- _SET EXERCISE_
Copy out the lines that include the word "반신욕은".

---------- TASK INPUTS ----------

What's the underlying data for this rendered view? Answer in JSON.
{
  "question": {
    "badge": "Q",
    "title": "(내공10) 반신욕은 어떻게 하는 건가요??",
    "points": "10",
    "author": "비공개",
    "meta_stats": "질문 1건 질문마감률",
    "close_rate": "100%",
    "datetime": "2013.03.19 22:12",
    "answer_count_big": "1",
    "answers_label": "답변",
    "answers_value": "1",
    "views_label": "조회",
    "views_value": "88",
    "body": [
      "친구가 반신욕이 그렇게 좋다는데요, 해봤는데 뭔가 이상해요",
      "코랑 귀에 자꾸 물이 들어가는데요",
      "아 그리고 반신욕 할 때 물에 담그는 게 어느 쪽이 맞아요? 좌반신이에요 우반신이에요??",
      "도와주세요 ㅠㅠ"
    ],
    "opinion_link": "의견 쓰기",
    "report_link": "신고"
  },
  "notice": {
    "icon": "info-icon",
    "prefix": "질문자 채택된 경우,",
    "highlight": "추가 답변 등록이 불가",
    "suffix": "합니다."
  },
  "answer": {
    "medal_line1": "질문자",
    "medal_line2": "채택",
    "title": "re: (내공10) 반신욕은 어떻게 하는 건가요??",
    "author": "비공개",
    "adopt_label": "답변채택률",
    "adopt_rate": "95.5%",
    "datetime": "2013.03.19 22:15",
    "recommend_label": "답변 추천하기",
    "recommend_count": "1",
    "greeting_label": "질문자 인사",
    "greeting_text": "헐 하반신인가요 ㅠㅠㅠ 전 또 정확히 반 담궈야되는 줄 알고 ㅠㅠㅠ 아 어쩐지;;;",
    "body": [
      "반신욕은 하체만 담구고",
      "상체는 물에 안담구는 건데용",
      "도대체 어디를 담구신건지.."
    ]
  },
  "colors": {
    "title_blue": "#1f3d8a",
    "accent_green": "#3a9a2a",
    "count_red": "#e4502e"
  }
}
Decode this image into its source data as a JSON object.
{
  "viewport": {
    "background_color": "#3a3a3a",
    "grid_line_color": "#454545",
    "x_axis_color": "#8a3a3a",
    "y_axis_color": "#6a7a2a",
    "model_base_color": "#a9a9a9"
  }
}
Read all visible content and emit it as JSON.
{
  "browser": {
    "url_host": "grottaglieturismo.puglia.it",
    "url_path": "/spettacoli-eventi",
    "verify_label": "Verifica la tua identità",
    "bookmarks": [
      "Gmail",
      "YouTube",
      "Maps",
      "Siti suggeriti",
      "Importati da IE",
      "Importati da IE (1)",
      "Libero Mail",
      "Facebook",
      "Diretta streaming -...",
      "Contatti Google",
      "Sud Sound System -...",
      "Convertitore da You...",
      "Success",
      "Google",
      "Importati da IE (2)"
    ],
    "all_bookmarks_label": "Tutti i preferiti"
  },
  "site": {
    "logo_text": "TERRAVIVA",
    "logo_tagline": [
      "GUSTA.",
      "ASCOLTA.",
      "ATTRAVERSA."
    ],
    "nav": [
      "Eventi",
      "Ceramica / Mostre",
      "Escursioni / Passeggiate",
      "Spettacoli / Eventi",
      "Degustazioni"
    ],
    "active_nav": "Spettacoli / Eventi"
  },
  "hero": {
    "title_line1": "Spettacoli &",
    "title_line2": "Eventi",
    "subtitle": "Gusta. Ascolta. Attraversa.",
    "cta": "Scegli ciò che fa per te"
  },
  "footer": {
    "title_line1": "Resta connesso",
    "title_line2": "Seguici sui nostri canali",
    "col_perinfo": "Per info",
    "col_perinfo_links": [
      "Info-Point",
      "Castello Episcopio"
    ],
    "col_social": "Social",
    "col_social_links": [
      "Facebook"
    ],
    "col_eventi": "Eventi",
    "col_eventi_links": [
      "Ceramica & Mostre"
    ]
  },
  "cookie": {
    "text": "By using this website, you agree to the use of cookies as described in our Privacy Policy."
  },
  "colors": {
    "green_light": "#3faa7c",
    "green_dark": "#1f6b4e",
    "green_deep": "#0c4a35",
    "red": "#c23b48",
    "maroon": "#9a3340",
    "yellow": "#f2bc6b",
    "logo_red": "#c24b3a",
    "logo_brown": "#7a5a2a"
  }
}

----------

- _SOLUTION TO THE EXERCISE_
    "title": "(내공10) 반신욕은 어떻게 하는 건가요??",
    "title": "re: (내공10) 반신욕은 어떻게 하는 건가요??",
      "반신욕은 하체만 담구고",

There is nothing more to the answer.